--- begin ---

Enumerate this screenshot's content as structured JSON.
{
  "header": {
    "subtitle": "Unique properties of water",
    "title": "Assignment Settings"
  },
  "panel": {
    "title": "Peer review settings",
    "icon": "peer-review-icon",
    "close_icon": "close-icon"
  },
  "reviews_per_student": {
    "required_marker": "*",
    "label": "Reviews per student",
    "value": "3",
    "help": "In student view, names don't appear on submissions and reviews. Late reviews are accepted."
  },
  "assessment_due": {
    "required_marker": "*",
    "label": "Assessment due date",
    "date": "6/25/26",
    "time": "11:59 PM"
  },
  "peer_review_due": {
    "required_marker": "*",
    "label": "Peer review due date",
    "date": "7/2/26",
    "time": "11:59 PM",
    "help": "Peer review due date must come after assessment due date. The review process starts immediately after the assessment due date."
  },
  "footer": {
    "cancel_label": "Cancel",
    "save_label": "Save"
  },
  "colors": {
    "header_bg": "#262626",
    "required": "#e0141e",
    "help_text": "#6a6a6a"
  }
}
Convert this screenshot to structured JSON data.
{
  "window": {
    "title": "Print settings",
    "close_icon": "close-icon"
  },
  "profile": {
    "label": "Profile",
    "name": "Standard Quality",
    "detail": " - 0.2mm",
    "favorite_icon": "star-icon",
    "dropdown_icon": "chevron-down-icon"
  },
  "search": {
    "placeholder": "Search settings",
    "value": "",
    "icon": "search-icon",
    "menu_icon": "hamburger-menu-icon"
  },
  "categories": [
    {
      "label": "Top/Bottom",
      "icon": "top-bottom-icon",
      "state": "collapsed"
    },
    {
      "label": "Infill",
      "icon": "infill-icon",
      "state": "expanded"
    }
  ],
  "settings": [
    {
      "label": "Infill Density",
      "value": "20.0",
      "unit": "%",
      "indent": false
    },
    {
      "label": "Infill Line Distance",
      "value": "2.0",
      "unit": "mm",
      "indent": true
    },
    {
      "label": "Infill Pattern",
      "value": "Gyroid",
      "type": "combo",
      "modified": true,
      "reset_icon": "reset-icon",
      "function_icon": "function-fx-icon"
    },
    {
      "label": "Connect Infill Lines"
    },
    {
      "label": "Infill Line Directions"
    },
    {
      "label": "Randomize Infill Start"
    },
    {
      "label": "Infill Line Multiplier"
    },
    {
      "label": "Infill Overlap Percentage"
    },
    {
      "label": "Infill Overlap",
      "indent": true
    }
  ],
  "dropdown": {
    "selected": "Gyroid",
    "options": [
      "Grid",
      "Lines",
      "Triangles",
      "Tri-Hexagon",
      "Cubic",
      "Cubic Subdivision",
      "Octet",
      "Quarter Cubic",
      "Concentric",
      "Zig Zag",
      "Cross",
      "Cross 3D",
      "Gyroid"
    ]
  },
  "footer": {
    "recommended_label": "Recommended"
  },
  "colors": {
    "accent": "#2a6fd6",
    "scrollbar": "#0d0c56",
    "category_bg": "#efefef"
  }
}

--- end ---

[Aim of the task]
Word for word, write out the data.

[Complete answer]
Enumerate this screenshot's content as structured JSON.
{
  "header": {
    "subtitle": "Unique properties of water",
    "title": "Assignment Settings"
  },
  "panel": {
    "title": "Peer review settings",
    "icon": "peer-review-icon",
    "close_icon": "close-icon"
  },
  "reviews_per_student": {
    "required_marker": "*",
    "label": "Reviews per student",
    "value": "3",
    "help": "In student view, names don't appear on submissions and reviews. Late reviews are accepted."
  },
  "assessment_due": {
    "required_marker": "*",
    "label": "Assessment due date",
    "date": "6/25/26",
    "time": "11:59 PM"
  },
  "peer_review_due": {
    "required_marker": "*",
    "label": "Peer review due date",
    "date": "7/2/26",
    "time": "11:59 PM",
    "help": "Peer review due date must come after assessment due date. The review process starts immediately after the assessment due date."
  },
  "footer": {
    "cancel_label": "Cancel",
    "save_label": "Save"
  },
  "colors": {
    "header_bg": "#262626",
    "required": "#e0141e",
    "help_text": "#6a6a6a"
  }
}
Convert this screenshot to structured JSON data.
{
  "window": {
    "title": "Print settings",
    "close_icon": "close-icon"
  },
  "profile": {
    "label": "Profile",
    "name": "Standard Quality",
    "detail": " - 0.2mm",
    "favorite_icon": "star-icon",
    "dropdown_icon": "chevron-down-icon"
  },
  "search": {
    "placeholder": "Search settings",
    "value": "",
    "icon": "search-icon",
    "menu_icon": "hamburger-menu-icon"
  },
  "categories": [
    {
      "label": "Top/Bottom",
      "icon": "top-bottom-icon",
      "state": "collapsed"
    },
    {
      "label": "Infill",
      "icon": "infill-icon",
      "state": "expanded"
    }
  ],
  "settings": [
    {
      "label": "Infill Density",
      "value": "20.0",
      "unit": "%",
      "indent": false
    },
    {
      "label": "Infill Line Distance",
      "value": "2.0",
      "unit": "mm",
      "indent": true
    },
    {
      "label": "Infill Pattern",
      "value": "Gyroid",
      "type": "combo",
      "modified": true,
      "reset_icon": "reset-icon",
      "function_icon": "function-fx-icon"
    },
    {
      "label": "Connect Infill Lines"
    },
    {
      "label": "Infill Line Directions"
    },
    {
      "label": "Randomize Infill Start"
    },
    {
      "label": "Infill Line Multiplier"
    },
    {
      "label": "Infill Overlap Percentage"
    },
    {
      "label": "Infill Overlap",
      "indent": true
    }
  ],
  "dropdown": {
    "selected": "Gyroid",
    "options": [
      "Grid",
      "Lines",
      "Triangles",
      "Tri-Hexagon",
      "Cubic",
      "Cubic Subdivision",
      "Octet",
      "Quarter Cubic",
      "Concentric",
      "Zig Zag",
      "Cross",
      "Cross 3D",
      "Gyroid"
    ]
  },
  "footer": {
    "recommended_label": "Recommended"
  },
  "colors": {
    "accent": "#2a6fd6",
    "scrollbar": "#0d0c56",
    "category_bg": "#efefef"
  }
}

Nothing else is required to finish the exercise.